- **PROBLEM DETAILS**:
Swap each "gridline" in the data below for "grid-line", and write out every line with nothing else changed. Leave the pictures out.

- **Element placement data**:
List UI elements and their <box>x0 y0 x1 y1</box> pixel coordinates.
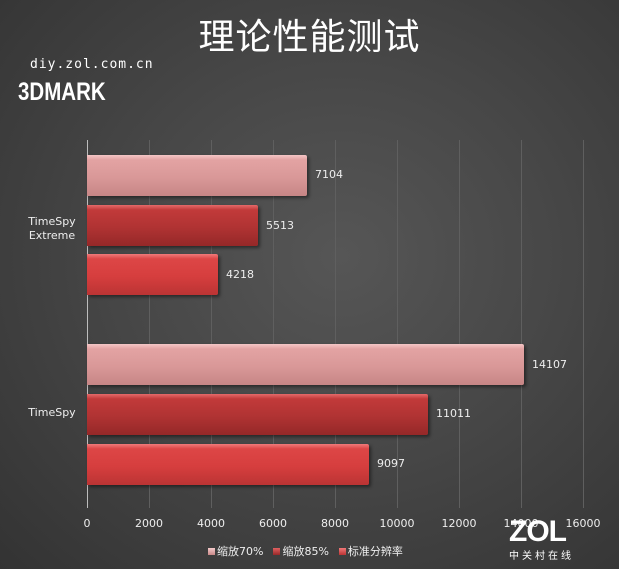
category-label-line: Extreme <box>28 229 76 242</box>
legend-label: 缩放85% <box>282 545 329 558</box>
x-tick: 4000 <box>197 517 225 530</box>
bar-timespy-std <box>87 444 369 485</box>
chart-title: 理论性能测试 <box>198 17 421 58</box>
gridline <box>335 140 336 508</box>
logo-text: ZOL <box>509 515 567 548</box>
x-tick: 0 <box>83 517 91 530</box>
bar-timespy-extreme-70 <box>87 155 307 196</box>
bar-timespy-70 <box>87 344 524 385</box>
legend-swatch-icon <box>338 547 346 555</box>
category-label-line: TimeSpy <box>28 406 76 419</box>
bar-timespy-extreme-std <box>87 254 218 295</box>
gridline <box>459 140 460 508</box>
legend-swatch-icon <box>208 547 215 555</box>
y-axis-line <box>87 140 88 508</box>
bar-timespy-85 <box>87 394 428 435</box>
data-label: 4218 <box>226 268 254 281</box>
gridline <box>397 140 398 508</box>
x-tick: 14000 <box>503 517 539 530</box>
bar-timespy-extreme-85 <box>87 205 258 246</box>
plot-area: 7104 5513 4218 14107 11011 9097 <box>87 140 587 508</box>
legend-item-70[interactable]: 缩放70% <box>208 543 263 559</box>
legend-item-85[interactable]: 缩放85% <box>273 543 329 559</box>
zol-logo: ZOL 中关村在线 <box>509 515 589 563</box>
site-watermark: diy.zol.com.cn <box>30 57 154 72</box>
x-tick: 12000 <box>441 517 477 530</box>
data-label: 5513 <box>266 219 294 232</box>
x-tick: 8000 <box>321 517 349 530</box>
data-label: 11011 <box>436 407 471 420</box>
category-label-line: TimeSpy <box>28 215 76 228</box>
legend-item-standard[interactable]: 标准分辨率 <box>338 543 403 559</box>
legend-swatch-icon <box>273 547 281 555</box>
x-tick: 6000 <box>259 517 287 530</box>
gridline <box>273 140 274 508</box>
gridline <box>211 140 212 508</box>
legend-label: 标准分辨率 <box>347 545 403 558</box>
x-tick: 16000 <box>565 517 601 530</box>
data-label: 14107 <box>532 358 567 371</box>
data-label: 7104 <box>315 168 343 181</box>
chart-subtitle: 3DMARK <box>18 78 106 106</box>
gridline <box>149 140 150 508</box>
legend: 缩放70% 缩放85% 标准分辨率 <box>208 543 403 559</box>
category-label-timespy-extreme: TimeSpy Extreme <box>24 215 80 243</box>
x-tick: 10000 <box>379 517 415 530</box>
x-tick: 2000 <box>135 517 163 530</box>
gridline <box>521 140 522 508</box>
category-label-timespy: TimeSpy <box>24 406 80 420</box>
legend-label: 缩放70% <box>217 545 264 558</box>
gridline <box>583 140 584 508</box>
logo-subtext: 中关村在线 <box>509 551 574 562</box>
data-label: 9097 <box>377 457 405 470</box>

- **ANSWER TO THIS EXERCISE**:
List UI elements and their <box>x0 y0 x1 y1</box> pixel coordinates.
category-label-line: Extreme <box>28 229 76 242</box>
legend-label: 缩放85% <box>282 545 329 558</box>
x-tick: 4000 <box>197 517 225 530</box>
bar-timespy-std <box>87 444 369 485</box>
chart-title: 理论性能测试 <box>198 17 421 58</box>
grid-line <box>335 140 336 508</box>
logo-text: ZOL <box>509 515 567 548</box>
x-tick: 0 <box>83 517 91 530</box>
bar-timespy-extreme-70 <box>87 155 307 196</box>
bar-timespy-70 <box>87 344 524 385</box>
legend-swatch-icon <box>338 547 346 555</box>
category-label-line: TimeSpy <box>28 406 76 419</box>
bar-timespy-extreme-std <box>87 254 218 295</box>
grid-line <box>459 140 460 508</box>
legend-swatch-icon <box>208 547 215 555</box>
y-axis-line <box>87 140 88 508</box>
bar-timespy-85 <box>87 394 428 435</box>
data-label: 4218 <box>226 268 254 281</box>
grid-line <box>397 140 398 508</box>
x-tick: 14000 <box>503 517 539 530</box>
bar-timespy-extreme-85 <box>87 205 258 246</box>
plot-area: 7104 5513 4218 14107 11011 9097 <box>87 140 587 508</box>
legend-item-70[interactable]: 缩放70% <box>208 543 263 559</box>
legend-item-85[interactable]: 缩放85% <box>273 543 329 559</box>
zol-logo: ZOL 中关村在线 <box>509 515 589 563</box>
site-watermark: diy.zol.com.cn <box>30 57 154 72</box>
x-tick: 12000 <box>441 517 477 530</box>
data-label: 5513 <box>266 219 294 232</box>
x-tick: 8000 <box>321 517 349 530</box>
data-label: 11011 <box>436 407 471 420</box>
category-label-line: TimeSpy <box>28 215 76 228</box>
legend-item-standard[interactable]: 标准分辨率 <box>338 543 403 559</box>
legend-swatch-icon <box>273 547 281 555</box>
x-tick: 6000 <box>259 517 287 530</box>
grid-line <box>273 140 274 508</box>
grid-line <box>211 140 212 508</box>
legend-label: 标准分辨率 <box>347 545 403 558</box>
x-tick: 16000 <box>565 517 601 530</box>
data-label: 14107 <box>532 358 567 371</box>
data-label: 7104 <box>315 168 343 181</box>
chart-subtitle: 3DMARK <box>18 78 106 106</box>
grid-line <box>149 140 150 508</box>
legend: 缩放70% 缩放85% 标准分辨率 <box>208 543 403 559</box>
category-label-timespy-extreme: TimeSpy Extreme <box>24 215 80 243</box>
x-tick: 10000 <box>379 517 415 530</box>
x-tick: 2000 <box>135 517 163 530</box>
grid-line <box>521 140 522 508</box>
category-label-timespy: TimeSpy <box>24 406 80 420</box>
legend-label: 缩放70% <box>217 545 264 558</box>
grid-line <box>583 140 584 508</box>
logo-subtext: 中关村在线 <box>509 551 574 562</box>
data-label: 9097 <box>377 457 405 470</box>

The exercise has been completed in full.